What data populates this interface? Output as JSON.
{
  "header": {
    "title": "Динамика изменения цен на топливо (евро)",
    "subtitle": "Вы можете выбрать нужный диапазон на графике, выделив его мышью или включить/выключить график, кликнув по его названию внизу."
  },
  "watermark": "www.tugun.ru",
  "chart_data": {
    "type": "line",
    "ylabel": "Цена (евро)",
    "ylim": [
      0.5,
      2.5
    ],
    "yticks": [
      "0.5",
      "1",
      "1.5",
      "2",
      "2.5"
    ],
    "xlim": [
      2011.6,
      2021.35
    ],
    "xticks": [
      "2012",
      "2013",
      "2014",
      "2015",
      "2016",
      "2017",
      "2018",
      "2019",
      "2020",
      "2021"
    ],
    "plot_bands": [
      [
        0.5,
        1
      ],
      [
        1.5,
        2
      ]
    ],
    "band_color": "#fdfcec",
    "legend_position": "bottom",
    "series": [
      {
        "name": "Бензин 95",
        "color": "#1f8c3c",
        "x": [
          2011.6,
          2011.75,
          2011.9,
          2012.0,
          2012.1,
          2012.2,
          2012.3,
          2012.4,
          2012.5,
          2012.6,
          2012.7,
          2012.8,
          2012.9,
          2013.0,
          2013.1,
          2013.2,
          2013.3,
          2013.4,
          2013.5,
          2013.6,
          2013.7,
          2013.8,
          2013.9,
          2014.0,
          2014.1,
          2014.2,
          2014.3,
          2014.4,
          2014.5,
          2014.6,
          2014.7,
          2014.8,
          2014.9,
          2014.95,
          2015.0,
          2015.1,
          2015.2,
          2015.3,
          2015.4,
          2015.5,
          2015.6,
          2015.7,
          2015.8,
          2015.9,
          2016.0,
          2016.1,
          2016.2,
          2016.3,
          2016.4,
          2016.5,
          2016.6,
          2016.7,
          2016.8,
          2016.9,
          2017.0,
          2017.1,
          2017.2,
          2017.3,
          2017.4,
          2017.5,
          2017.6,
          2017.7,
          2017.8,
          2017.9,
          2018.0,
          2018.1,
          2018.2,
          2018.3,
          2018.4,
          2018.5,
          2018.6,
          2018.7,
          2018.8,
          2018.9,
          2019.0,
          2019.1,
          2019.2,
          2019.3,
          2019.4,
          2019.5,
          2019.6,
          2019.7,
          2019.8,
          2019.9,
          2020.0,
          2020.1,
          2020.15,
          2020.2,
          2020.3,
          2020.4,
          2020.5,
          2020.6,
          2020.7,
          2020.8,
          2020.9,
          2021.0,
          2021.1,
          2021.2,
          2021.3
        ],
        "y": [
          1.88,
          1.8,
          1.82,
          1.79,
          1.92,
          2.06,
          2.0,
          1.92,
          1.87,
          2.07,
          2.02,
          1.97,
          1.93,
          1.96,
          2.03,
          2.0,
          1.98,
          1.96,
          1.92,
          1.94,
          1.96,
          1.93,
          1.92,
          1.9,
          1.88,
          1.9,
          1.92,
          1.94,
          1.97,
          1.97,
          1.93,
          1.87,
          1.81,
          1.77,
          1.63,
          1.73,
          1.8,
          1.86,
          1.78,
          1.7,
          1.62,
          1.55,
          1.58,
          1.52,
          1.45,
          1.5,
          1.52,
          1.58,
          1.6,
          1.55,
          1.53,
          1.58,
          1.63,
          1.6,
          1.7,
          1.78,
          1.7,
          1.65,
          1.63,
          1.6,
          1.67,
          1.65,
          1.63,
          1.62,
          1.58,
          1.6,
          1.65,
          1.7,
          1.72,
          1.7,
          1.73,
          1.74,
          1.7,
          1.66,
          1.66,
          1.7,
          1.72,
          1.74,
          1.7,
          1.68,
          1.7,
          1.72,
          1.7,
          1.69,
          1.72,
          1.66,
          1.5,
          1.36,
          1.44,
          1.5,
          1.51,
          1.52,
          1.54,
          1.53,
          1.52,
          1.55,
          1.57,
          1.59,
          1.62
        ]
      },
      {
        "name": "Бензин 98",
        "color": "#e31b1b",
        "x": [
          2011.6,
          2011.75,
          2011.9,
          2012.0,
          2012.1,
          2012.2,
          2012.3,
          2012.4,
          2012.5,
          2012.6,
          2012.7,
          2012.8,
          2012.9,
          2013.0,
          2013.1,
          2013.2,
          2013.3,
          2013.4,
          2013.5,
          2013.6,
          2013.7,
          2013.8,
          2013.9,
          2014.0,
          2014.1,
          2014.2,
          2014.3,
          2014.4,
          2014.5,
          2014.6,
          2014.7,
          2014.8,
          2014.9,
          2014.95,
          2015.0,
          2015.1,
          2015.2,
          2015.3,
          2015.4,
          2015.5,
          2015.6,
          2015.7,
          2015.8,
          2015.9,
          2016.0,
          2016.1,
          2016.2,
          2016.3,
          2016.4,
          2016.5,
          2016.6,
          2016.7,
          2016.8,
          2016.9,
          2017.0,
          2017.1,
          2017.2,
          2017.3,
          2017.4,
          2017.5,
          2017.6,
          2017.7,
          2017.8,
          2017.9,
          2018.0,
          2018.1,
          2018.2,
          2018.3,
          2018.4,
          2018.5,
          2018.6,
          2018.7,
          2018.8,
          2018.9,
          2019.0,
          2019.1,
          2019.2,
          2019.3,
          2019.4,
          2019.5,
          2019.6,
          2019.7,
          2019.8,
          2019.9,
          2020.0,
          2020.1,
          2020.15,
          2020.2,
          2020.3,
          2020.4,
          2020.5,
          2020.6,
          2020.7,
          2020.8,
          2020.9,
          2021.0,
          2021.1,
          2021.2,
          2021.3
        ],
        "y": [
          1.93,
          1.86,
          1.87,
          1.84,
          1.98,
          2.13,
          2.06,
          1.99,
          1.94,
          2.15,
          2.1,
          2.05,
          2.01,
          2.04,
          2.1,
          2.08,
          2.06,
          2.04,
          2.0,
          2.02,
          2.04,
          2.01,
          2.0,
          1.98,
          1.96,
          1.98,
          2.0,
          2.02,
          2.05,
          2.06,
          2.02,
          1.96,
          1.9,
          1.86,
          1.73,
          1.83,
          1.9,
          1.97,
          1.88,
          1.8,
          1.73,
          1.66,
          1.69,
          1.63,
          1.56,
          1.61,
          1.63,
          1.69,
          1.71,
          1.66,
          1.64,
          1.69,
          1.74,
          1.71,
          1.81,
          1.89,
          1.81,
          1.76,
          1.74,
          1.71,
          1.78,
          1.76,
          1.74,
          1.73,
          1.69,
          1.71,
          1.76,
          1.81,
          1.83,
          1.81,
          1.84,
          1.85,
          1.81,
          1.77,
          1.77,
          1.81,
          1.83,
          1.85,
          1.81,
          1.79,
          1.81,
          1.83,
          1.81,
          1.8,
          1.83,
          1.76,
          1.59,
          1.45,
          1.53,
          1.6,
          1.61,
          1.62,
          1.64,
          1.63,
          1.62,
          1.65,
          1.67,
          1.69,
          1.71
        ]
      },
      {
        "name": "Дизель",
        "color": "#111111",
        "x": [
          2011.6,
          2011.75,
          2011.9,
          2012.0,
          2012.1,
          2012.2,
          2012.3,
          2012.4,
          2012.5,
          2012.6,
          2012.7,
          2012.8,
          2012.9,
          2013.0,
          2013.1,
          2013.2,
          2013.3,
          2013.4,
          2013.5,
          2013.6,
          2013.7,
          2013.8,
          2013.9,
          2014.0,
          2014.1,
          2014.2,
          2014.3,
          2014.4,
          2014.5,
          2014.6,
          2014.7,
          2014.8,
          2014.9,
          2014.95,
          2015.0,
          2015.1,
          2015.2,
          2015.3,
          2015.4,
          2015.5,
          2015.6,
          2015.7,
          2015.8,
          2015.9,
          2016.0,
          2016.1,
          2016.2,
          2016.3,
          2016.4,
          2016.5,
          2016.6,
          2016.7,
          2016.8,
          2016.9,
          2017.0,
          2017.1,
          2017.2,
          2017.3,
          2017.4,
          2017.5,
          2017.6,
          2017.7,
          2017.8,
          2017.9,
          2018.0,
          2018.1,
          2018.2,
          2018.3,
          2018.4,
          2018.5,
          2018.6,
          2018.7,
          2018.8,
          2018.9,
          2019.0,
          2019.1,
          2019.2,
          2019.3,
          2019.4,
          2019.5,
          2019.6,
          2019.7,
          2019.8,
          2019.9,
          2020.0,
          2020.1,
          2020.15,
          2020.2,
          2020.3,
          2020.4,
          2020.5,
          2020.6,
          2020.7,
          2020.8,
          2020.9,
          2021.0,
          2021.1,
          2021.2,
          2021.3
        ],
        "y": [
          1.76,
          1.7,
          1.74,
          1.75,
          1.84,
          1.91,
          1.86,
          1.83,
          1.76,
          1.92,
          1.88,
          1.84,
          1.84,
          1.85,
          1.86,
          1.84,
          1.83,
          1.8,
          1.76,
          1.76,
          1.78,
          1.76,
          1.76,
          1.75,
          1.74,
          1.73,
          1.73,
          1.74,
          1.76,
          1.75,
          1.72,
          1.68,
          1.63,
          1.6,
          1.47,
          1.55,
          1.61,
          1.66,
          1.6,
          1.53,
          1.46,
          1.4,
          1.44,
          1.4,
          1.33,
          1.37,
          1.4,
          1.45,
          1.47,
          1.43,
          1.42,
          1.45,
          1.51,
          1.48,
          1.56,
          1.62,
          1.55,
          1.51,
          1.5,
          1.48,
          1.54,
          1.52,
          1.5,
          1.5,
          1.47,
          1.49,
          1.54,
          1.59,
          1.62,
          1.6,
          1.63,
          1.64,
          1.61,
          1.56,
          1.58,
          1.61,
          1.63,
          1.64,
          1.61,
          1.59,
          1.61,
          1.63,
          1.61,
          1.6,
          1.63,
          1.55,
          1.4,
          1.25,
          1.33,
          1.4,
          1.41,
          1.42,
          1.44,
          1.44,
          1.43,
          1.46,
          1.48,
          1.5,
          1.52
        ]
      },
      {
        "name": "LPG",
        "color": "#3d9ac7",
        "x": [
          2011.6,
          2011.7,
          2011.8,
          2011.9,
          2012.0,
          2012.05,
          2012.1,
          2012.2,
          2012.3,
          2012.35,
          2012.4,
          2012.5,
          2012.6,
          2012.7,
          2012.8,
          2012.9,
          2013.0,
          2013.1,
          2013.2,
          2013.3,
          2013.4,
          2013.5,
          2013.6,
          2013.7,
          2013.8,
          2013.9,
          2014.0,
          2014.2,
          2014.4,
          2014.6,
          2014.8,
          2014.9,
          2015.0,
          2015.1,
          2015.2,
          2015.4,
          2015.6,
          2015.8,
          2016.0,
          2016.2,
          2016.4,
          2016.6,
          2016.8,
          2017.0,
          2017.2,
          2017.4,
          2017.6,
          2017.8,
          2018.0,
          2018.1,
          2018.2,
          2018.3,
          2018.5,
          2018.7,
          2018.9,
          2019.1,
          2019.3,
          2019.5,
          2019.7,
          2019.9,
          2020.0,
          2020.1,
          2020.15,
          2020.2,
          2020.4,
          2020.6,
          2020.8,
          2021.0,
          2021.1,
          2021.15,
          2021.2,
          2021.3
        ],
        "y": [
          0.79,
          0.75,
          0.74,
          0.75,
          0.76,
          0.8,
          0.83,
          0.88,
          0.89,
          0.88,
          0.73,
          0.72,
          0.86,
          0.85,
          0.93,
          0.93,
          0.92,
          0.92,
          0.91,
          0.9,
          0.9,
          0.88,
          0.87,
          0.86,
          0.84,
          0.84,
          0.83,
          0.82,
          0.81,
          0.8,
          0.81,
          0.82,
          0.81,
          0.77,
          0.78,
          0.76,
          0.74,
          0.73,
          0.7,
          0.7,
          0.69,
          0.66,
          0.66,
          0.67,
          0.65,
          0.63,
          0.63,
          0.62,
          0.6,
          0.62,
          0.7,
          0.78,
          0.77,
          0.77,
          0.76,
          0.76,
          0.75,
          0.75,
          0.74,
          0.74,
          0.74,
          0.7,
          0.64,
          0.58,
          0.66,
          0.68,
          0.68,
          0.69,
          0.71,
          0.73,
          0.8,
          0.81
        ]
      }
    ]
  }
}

....................

DIRECTIVE: Pull out every line above that holds the word "евро".

COMPLETE RESPONSE:
    "title": "Динамика изменения цен на топливо (евро)",
    "ylabel": "Цена (евро)",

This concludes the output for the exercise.